EXERCISE DESCRIPTION. Rewrite every line of the entries below as a Markdown table with the columns "No." and "Line", where "No." holds the row number and "Line" holds the line itself. Leave out blank lines and picture placeholders.

──────── INFORMATION PROVIDED

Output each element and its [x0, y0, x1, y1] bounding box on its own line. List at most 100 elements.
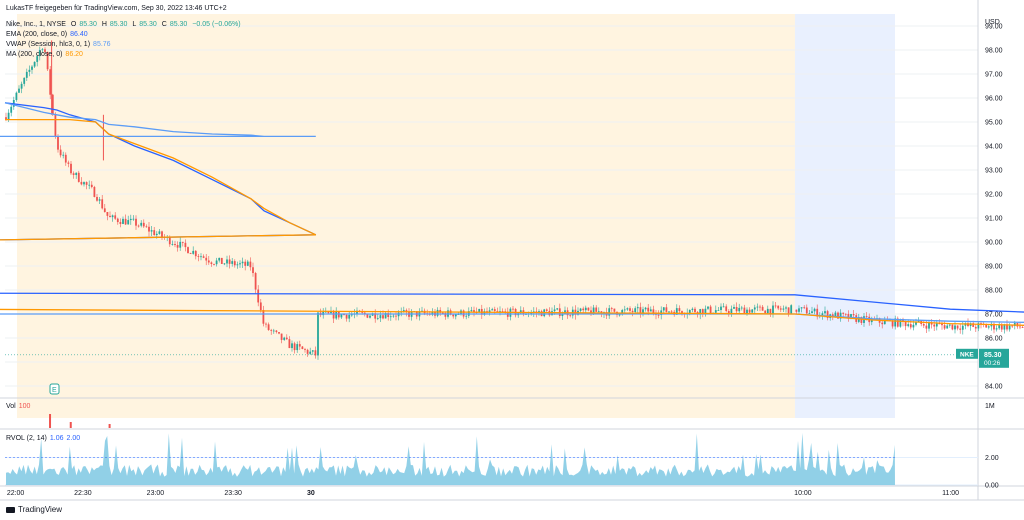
candle-body: [382, 315, 384, 319]
candle-body: [730, 308, 733, 313]
candle-body: [764, 310, 767, 314]
candle-body: [665, 307, 668, 312]
candle-body: [860, 317, 863, 323]
candle-body: [127, 220, 130, 225]
candle-body: [10, 106, 13, 113]
candle-body: [70, 163, 72, 174]
candle-body: [512, 308, 514, 310]
rvol-tick-label: 0.00: [985, 483, 999, 490]
candle-body: [1021, 327, 1024, 328]
indicator-ema[interactable]: EMA (200, close, 0) 86.40: [6, 31, 88, 38]
candle-body: [995, 328, 998, 330]
candle-body: [197, 256, 200, 257]
candle-body: [584, 307, 587, 311]
candle-body: [369, 315, 371, 318]
indicator-vwap[interactable]: VWAP (Session, hlc3, 0, 1) 85.76: [6, 41, 111, 48]
candle-body: [493, 309, 496, 311]
candle-body: [813, 308, 816, 312]
candle-body: [340, 314, 343, 318]
candle-body: [980, 323, 982, 324]
candle-body: [774, 305, 777, 307]
footer-brand[interactable]: TradingView: [6, 505, 62, 514]
candle-body: [974, 326, 977, 329]
candle-body: [72, 173, 75, 175]
candle-body: [987, 326, 990, 328]
candle-body: [189, 253, 192, 254]
candle-body: [491, 309, 494, 311]
candle-body: [883, 320, 886, 325]
candle-body: [158, 231, 161, 234]
candle-body: [64, 154, 67, 163]
candle-body: [215, 260, 218, 265]
ohlc-open: O 85.30: [70, 21, 97, 28]
candle-body: [839, 312, 842, 319]
candle-body: [865, 316, 868, 317]
volume-bar: [49, 414, 52, 428]
candle-body: [470, 310, 473, 312]
candle-body: [41, 49, 44, 51]
candle-body: [662, 307, 665, 311]
candle-body: [148, 226, 150, 232]
volume-legend[interactable]: Vol 100: [6, 403, 31, 410]
candle-body: [556, 308, 559, 310]
candle-body: [343, 314, 345, 316]
candle-body: [441, 312, 444, 314]
candle-body: [301, 346, 304, 350]
candle-body: [1003, 324, 1006, 330]
candle-body: [795, 309, 798, 312]
volume-bar: [69, 422, 72, 428]
candle-body: [881, 322, 884, 325]
candle-body: [912, 324, 915, 328]
candle-body: [623, 309, 626, 311]
candle-body: [657, 314, 660, 316]
candle-body: [181, 241, 184, 243]
candle-body: [25, 71, 28, 78]
time-tick-label: 11:00: [942, 490, 959, 497]
candle-body: [210, 262, 213, 264]
candle-body: [943, 325, 946, 329]
candle-body: [80, 181, 83, 185]
candle-body: [231, 261, 234, 264]
candle-body: [345, 314, 348, 319]
candle-body: [218, 257, 221, 261]
candle-body: [782, 308, 785, 310]
candle-body: [239, 263, 241, 265]
candle-body: [740, 307, 743, 309]
candle-body: [592, 307, 595, 315]
candle-body: [499, 311, 501, 312]
candle-body: [59, 149, 62, 156]
rvol-legend[interactable]: RVOL (2, 14) 1.06 2.00: [6, 435, 81, 442]
time-tick-label: 10:00: [794, 490, 812, 497]
candle-body: [327, 311, 330, 314]
candle-body: [738, 307, 741, 312]
candle-body: [114, 215, 117, 219]
candle-body: [811, 311, 813, 314]
candle-body: [787, 307, 790, 314]
candle-body: [283, 337, 286, 340]
candle-body: [701, 309, 704, 314]
symbol-name[interactable]: Nike, Inc., 1, NYSE: [6, 21, 66, 28]
candle-body: [246, 261, 249, 266]
candle-body: [488, 310, 491, 313]
candle-body: [267, 324, 270, 330]
candle-body: [847, 313, 850, 319]
candle-body: [1019, 326, 1021, 328]
candle-body: [361, 312, 364, 313]
ohlc-change: −0.05 (−0.06%): [192, 21, 241, 28]
candle-body: [304, 349, 306, 350]
candle-body: [891, 320, 894, 327]
candle-body: [262, 310, 265, 324]
indicator-ma[interactable]: MA (200, close, 0) 86.20: [6, 51, 83, 58]
candle-body: [608, 308, 611, 316]
candle-body: [899, 319, 902, 327]
candle-body: [766, 308, 769, 314]
candle-body: [842, 312, 845, 314]
candle-body: [1008, 325, 1011, 330]
price-tick-label: 91.00: [985, 216, 1003, 223]
time-tick-label: 22:30: [74, 490, 92, 497]
candle-body: [145, 226, 148, 228]
candle-body: [376, 318, 379, 320]
candle-body: [28, 69, 31, 72]
candle-body: [103, 208, 106, 213]
candle-body: [49, 69, 52, 95]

────────────────

WORKED ANSWER.
| No. | Line |
|---|---|
| 1 | Output each element and its [x0, y0, x1, y1] bounding box on its own line. List at most 100 elements. |
| 2 | candle-body: [382, 315, 384, 319] |
| 3 | candle-body: [730, 308, 733, 313] |
| 4 | candle-body: [764, 310, 767, 314] |
| 5 | candle-body: [665, 307, 668, 312] |
| 6 | candle-body: [860, 317, 863, 323] |
| 7 | candle-body: [127, 220, 130, 225] |
| 8 | candle-body: [10, 106, 13, 113] |
| 9 | candle-body: [70, 163, 72, 174] |
| 10 | candle-body: [512, 308, 514, 310] |
| 11 | rvol-tick-label: 0.00: [985, 483, 999, 490] |
| 12 | candle-body: [1021, 327, 1024, 328] |
| 13 | indicator-ema[interactable]: EMA (200, close, 0) 86.40: [6, 31, 88, 38] |
| 14 | candle-body: [995, 328, 998, 330] |
| 15 | candle-body: [197, 256, 200, 257] |
| 16 | candle-body: [584, 307, 587, 311] |
| 17 | candle-body: [369, 315, 371, 318] |
| 18 | indicator-vwap[interactable]: VWAP (Session, hlc3, 0, 1) 85.76: [6, 41, 111, 48] |
| 19 | candle-body: [493, 309, 496, 311] |
| 20 | candle-body: [813, 308, 816, 312] |
| 21 | candle-body: [340, 314, 343, 318] |
| 22 | candle-body: [980, 323, 982, 324] |
| 23 | candle-body: [774, 305, 777, 307] |
| 24 | footer-brand[interactable]: TradingView: [6, 505, 62, 514] |
| 25 | candle-body: [974, 326, 977, 329] |
| 26 | candle-body: [72, 173, 75, 175] |
| 27 | candle-body: [987, 326, 990, 328] |
| 28 | candle-body: [189, 253, 192, 254] |
| 29 | candle-body: [491, 309, 494, 311] |
| 30 | candle-body: [883, 320, 886, 325] |
| 31 | candle-body: [158, 231, 161, 234] |
| 32 | candle-body: [64, 154, 67, 163] |
| 33 | candle-body: [215, 260, 218, 265] |
| 34 | ohlc-open: O 85.30: [70, 21, 97, 28] |
| 35 | candle-body: [839, 312, 842, 319] |
| 36 | candle-body: [865, 316, 868, 317] |
| 37 | volume-bar: [49, 414, 52, 428] |
| 38 | candle-body: [470, 310, 473, 312] |
| 39 | candle-body: [41, 49, 44, 51] |
| 40 | candle-body: [662, 307, 665, 311] |
| 41 | candle-body: [148, 226, 150, 232] |
| 42 | volume-legend[interactable]: Vol 100: [6, 403, 31, 410] |
| 43 | candle-body: [556, 308, 559, 310] |
| 44 | candle-body: [343, 314, 345, 316] |
| 45 | candle-body: [441, 312, 444, 314] |
| 46 | candle-body: [301, 346, 304, 350] |
| 47 | candle-body: [1003, 324, 1006, 330] |
| 48 | candle-body: [795, 309, 798, 312] |
| 49 | volume-bar: [69, 422, 72, 428] |
| 50 | candle-body: [881, 322, 884, 325] |
| 51 | candle-body: [912, 324, 915, 328] |
| 52 | candle-body: [623, 309, 626, 311] |
| 53 | candle-body: [657, 314, 660, 316] |
| 54 | candle-body: [181, 241, 184, 243] |
| 55 | candle-body: [25, 71, 28, 78] |
| 56 | time-tick-label: 11:00: [942, 490, 959, 497] |
| 57 | candle-body: [210, 262, 213, 264] |
| 58 | candle-body: [943, 325, 946, 329] |
| 59 | candle-body: [80, 181, 83, 185] |
| 60 | candle-body: [231, 261, 234, 264] |
| 61 | candle-body: [345, 314, 348, 319] |
| 62 | candle-body: [218, 257, 221, 261] |
| 63 | candle-body: [782, 308, 785, 310] |
| 64 | candle-body: [239, 263, 241, 265] |
| 65 | candle-body: [740, 307, 743, 309] |
| 66 | candle-body: [592, 307, 595, 315] |
| 67 | candle-body: [499, 311, 501, 312] |
| 68 | candle-body: [59, 149, 62, 156] |
| 69 | rvol-legend[interactable]: RVOL (2, 14) 1.06 2.00: [6, 435, 81, 442] |
| 70 | time-tick-label: 10:00: [794, 490, 812, 497] |
| 71 | candle-body: [327, 311, 330, 314] |
| 72 | candle-body: [738, 307, 741, 312] |
| 73 | candle-body: [114, 215, 117, 219] |
| 74 | candle-body: [811, 311, 813, 314] |
| 75 | candle-body: [787, 307, 790, 314] |
| 76 | candle-body: [283, 337, 286, 340] |
| 77 | candle-body: [701, 309, 704, 314] |
| 78 | symbol-name[interactable]: Nike, Inc., 1, NYSE: [6, 21, 66, 28] |
| 79 | candle-body: [246, 261, 249, 266] |
| 80 | candle-body: [488, 310, 491, 313] |
| 81 | candle-body: [267, 324, 270, 330] |
| 82 | candle-body: [847, 313, 850, 319] |
| 83 | candle-body: [1019, 326, 1021, 328] |
| 84 | candle-body: [361, 312, 364, 313] |
| 85 | ohlc-change: −0.05 (−0.06%): [192, 21, 241, 28] |
| 86 | candle-body: [304, 349, 306, 350] |
| 87 | candle-body: [891, 320, 894, 327] |
| 88 | candle-body: [262, 310, 265, 324] |
| 89 | indicator-ma[interactable]: MA (200, close, 0) 86.20: [6, 51, 83, 58] |
| 90 | candle-body: [608, 308, 611, 316] |
| 91 | candle-body: [899, 319, 902, 327] |
| 92 | candle-body: [766, 308, 769, 314] |
| 93 | candle-body: [842, 312, 845, 314] |
| 94 | candle-body: [1008, 325, 1011, 330] |
| 95 | price-tick-label: 91.00: [985, 216, 1003, 223] |
| 96 | time-tick-label: 22:30: [74, 490, 92, 497] |
| 97 | candle-body: [145, 226, 148, 228] |
| 98 | candle-body: [376, 318, 379, 320] |
| 99 | candle-body: [28, 69, 31, 72] |
| 100 | candle-body: [103, 208, 106, 213] |
| 101 | candle-body: [49, 69, 52, 95] |